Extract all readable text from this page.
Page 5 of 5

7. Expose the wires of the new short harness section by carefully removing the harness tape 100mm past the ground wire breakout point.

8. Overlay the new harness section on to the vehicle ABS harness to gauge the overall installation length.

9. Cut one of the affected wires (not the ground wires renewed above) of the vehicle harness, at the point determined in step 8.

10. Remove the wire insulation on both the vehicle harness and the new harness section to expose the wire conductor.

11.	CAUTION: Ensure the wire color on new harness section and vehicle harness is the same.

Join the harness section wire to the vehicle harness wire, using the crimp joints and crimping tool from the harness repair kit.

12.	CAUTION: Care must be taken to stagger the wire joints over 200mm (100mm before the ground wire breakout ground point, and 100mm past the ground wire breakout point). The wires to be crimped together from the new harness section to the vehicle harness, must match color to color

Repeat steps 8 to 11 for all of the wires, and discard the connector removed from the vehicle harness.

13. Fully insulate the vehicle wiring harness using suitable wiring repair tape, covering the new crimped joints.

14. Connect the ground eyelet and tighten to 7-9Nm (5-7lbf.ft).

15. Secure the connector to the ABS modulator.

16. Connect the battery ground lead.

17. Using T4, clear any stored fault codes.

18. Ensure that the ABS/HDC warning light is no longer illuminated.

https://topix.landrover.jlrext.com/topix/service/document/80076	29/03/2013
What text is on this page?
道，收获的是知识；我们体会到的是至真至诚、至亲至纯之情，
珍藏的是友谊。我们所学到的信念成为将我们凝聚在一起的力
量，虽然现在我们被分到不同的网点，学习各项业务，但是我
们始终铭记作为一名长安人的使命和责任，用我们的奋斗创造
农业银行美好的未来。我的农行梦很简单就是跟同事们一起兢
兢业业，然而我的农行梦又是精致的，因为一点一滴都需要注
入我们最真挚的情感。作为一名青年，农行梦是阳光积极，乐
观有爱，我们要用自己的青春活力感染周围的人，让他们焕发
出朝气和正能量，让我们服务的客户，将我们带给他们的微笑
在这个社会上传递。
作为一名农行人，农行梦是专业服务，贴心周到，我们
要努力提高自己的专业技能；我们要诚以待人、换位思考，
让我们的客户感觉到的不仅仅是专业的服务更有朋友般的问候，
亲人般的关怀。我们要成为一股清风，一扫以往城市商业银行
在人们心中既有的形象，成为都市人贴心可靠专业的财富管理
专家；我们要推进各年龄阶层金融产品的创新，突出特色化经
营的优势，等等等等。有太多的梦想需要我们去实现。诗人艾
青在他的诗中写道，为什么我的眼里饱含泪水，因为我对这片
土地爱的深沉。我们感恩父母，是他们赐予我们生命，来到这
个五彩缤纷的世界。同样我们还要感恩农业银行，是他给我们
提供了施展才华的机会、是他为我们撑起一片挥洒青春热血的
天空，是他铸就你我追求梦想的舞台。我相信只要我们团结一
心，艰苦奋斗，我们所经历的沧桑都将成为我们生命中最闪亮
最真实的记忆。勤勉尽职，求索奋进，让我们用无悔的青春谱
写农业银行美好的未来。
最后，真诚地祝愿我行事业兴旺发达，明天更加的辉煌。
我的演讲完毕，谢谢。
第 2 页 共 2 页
# # # # #
▶ _WHAT THE TASK REQUIRES_
Transcribe all the entries, keeping each one exactly as it is.

▶ _EXERCISE OUTPUT_
Extract all readable text from this page.
Page 5 of 5

7. Expose the wires of the new short harness section by carefully removing the harness tape 100mm past the ground wire breakout point.

8. Overlay the new harness section on to the vehicle ABS harness to gauge the overall installation length.

9. Cut one of the affected wires (not the ground wires renewed above) of the vehicle harness, at the point determined in step 8.

10. Remove the wire insulation on both the vehicle harness and the new harness section to expose the wire conductor.

11.	CAUTION: Ensure the wire color on new harness section and vehicle harness is the same.

Join the harness section wire to the vehicle harness wire, using the crimp joints and crimping tool from the harness repair kit.

12.	CAUTION: Care must be taken to stagger the wire joints over 200mm (100mm before the ground wire breakout ground point, and 100mm past the ground wire breakout point). The wires to be crimped together from the new harness section to the vehicle harness, must match color to color

Repeat steps 8 to 11 for all of the wires, and discard the connector removed from the vehicle harness.

13. Fully insulate the vehicle wiring harness using suitable wiring repair tape, covering the new crimped joints.

14. Connect the ground eyelet and tighten to 7-9Nm (5-7lbf.ft).

15. Secure the connector to the ABS modulator.

16. Connect the battery ground lead.

17. Using T4, clear any stored fault codes.

18. Ensure that the ABS/HDC warning light is no longer illuminated.

https://topix.landrover.jlrext.com/topix/service/document/80076	29/03/2013
What text is on this page?
道，收获的是知识；我们体会到的是至真至诚、至亲至纯之情，
珍藏的是友谊。我们所学到的信念成为将我们凝聚在一起的力
量，虽然现在我们被分到不同的网点，学习各项业务，但是我
们始终铭记作为一名长安人的使命和责任，用我们的奋斗创造
农业银行美好的未来。我的农行梦很简单就是跟同事们一起兢
兢业业，然而我的农行梦又是精致的，因为一点一滴都需要注
入我们最真挚的情感。作为一名青年，农行梦是阳光积极，乐
观有爱，我们要用自己的青春活力感染周围的人，让他们焕发
出朝气和正能量，让我们服务的客户，将我们带给他们的微笑
在这个社会上传递。
作为一名农行人，农行梦是专业服务，贴心周到，我们
要努力提高自己的专业技能；我们要诚以待人、换位思考，
让我们的客户感觉到的不仅仅是专业的服务更有朋友般的问候，
亲人般的关怀。我们要成为一股清风，一扫以往城市商业银行
在人们心中既有的形象，成为都市人贴心可靠专业的财富管理
专家；我们要推进各年龄阶层金融产品的创新，突出特色化经
营的优势，等等等等。有太多的梦想需要我们去实现。诗人艾
青在他的诗中写道，为什么我的眼里饱含泪水，因为我对这片
土地爱的深沉。我们感恩父母，是他们赐予我们生命，来到这
个五彩缤纷的世界。同样我们还要感恩农业银行，是他给我们
提供了施展才华的机会、是他为我们撑起一片挥洒青春热血的
天空，是他铸就你我追求梦想的舞台。我相信只要我们团结一
心，艰苦奋斗，我们所经历的沧桑都将成为我们生命中最闪亮
最真实的记忆。勤勉尽职，求索奋进，让我们用无悔的青春谱
写农业银行美好的未来。
最后，真诚地祝愿我行事业兴旺发达，明天更加的辉煌。
我的演讲完毕，谢谢。
第 2 页 共 2 页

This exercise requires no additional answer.